(TEXT SEGMENT):
Rare purity of spirit
Andrew Lambirth
Constantin Brancusi: The Essence of Things Tate Modern, until 23 May
Constantin Brancusi (1876-1957) is a founding father of Modernism who somehow gets slightly forgotten. There has never been a major exhibition of his work in Britain, and, although the Tate has several pieces by him, because he doesn't fit into the kind of categorisation art historians prefer, he is oddly marginalised. Yet he produced some of the most exquisite, serene and musical sculptures ever, and lent speed to the introduction of abstract and primitive modes into modern art. He is unfashionable perhaps because he was such a skilled maker, intent on his craft, refining and polishing his sculptures to the peak of perfection. Such skill is frowned upon in this age of ideas-driven art. Yet Brancusi's work is conceptual as well as material, sophisticated but also passionate. It's just not easy to write ahout.
Born and trained in Romania, a hundred years ago Brancusi apparently walked to Paris, where he worked (very briefly) as an assistant to Rodin. before settling to the practice of carving. Already the myth was evolving. There is no doubt that Brancusi was careful to stage-manage his public persona, deliberately playing the peasant who wore clogs and dressed in white, but there is in this more of native cunning than cynicism. Brancusi's work has a rare purity of spirit that would have been impossible for a cynical self-seeker to achieve. His distillation of forms — his radical abstraction — seems to arise directly from a desire to purify art, to take it back to its simplest terms, in effect to drink from the fount not from the tap.

(COLLECTED MATERIAL):
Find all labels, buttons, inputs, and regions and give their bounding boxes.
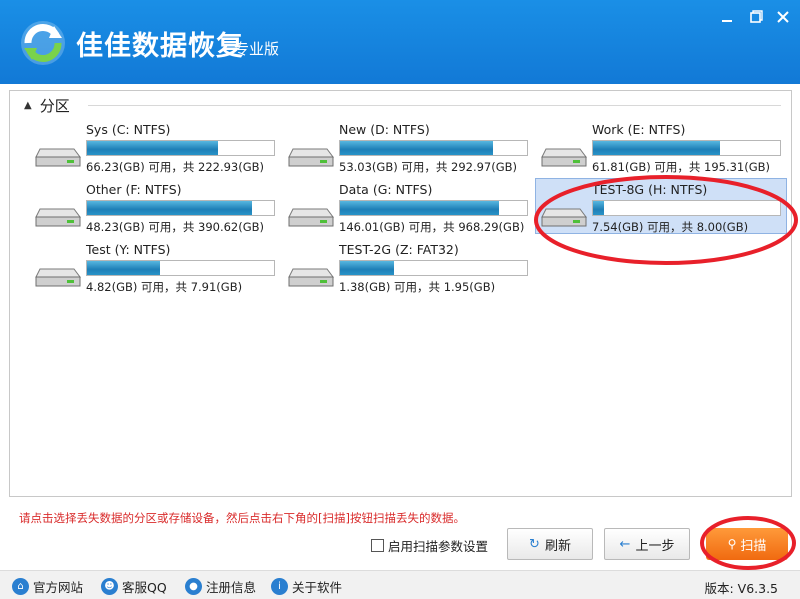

(WRITTEN PROBLEM A): According to the Brancusi review, in which country was Brancusi born and trained?
(WRITTEN PROBLEM B): In the Brancusi review, swap "clogs" for "boots" and write out the passage from "Born and trained" up to and including "from the tap.".
(WRITTEN PROBLEM C): Carry on the Brancusi review from its last sentence.
The data has no connection to the Brancusi review.

(WRITTEN RESPONSE A): Romania.

(WRITTEN RESPONSE B):
Born and trained in Romania, a hundred years ago Brancusi apparently walked to Paris, where he worked (very briefly) as an assistant to Rodin. before settling to the practice of carving. Already the myth was evolving. There is no doubt that Brancusi was careful to stage-manage his public persona, deliberately playing the peasant who wore boots and dressed in white, but there is in this more of native cunning than cynicism. Brancusi's work has a rare purity of spirit that would have been impossible for a cynical self-seeker to achieve. His distillation of forms — his radical abstraction — seems to arise directly from a desire to purify art, to take it back to its simplest terms, in effect to drink from the fount not from the tap.

(WRITTEN RESPONSE C):
Brancusi was a pioneer of direct carving, which means that he worked directly with the stone or wood without recourse to a maquette or model. (In those days it was much more common to employ assistants to cut your marbles for you; most academic portraits and allegorical groups were copied by staff from clay originals.) His first carving was 'The Kiss', three versions of which Brancusi made between the years 1907 and 1916. Two of these are in the first room, or antechamber, of the Tate's remarkable exhibition. The material used is stone, limestone in the case of the later, more refined version. It was to remain a favourite with Brancusi, and though he is also celebrated for his hand-polished bronze sculptures, this exhibition concentrates on his carvings, showcasing some 35 works.
The second gallery is devoted to a clutch of disembodied heads like eggs, mostly carved in marble, lying as if pillowed in sleep in individual vitrines. Brancusi is here seeking the essential form of the head, seeing how far it can be simplified before all sense of human presence is lost. Only one head is made from wood, and it perches upright on a pole, an armoured, unsubtle presence in the delicate marble and plaster context of its fellows. The extreme reduction is reached in the next room, which is given over entirely to one sculpture, modestly entitled 'Beginning of the World'. It consists of an oval-ish headshape on a polished steel platter, mounted on a limestone base.
Here at once we encounter one of Brancusi's central innovations — the incorporation of the base into the work of art. Sculpture is, of course, most often presented on a pedestal, but this is usually formalised, or not of the artist's choosing. Brancusi made his pedestals special, carving them in stone or wood, sometimes even making them crouching sculptures in their own right. He piled up different elements from which to launch his sculptures — one of the soaring bird sculptures is, for instance, mounted on a monumental fourpart limestone and oak base. Monumental, yet somehow entirely appropriate, and seemingly weightless. Brancusi had such an innate feeling for materials that he rarely misjudged his effects.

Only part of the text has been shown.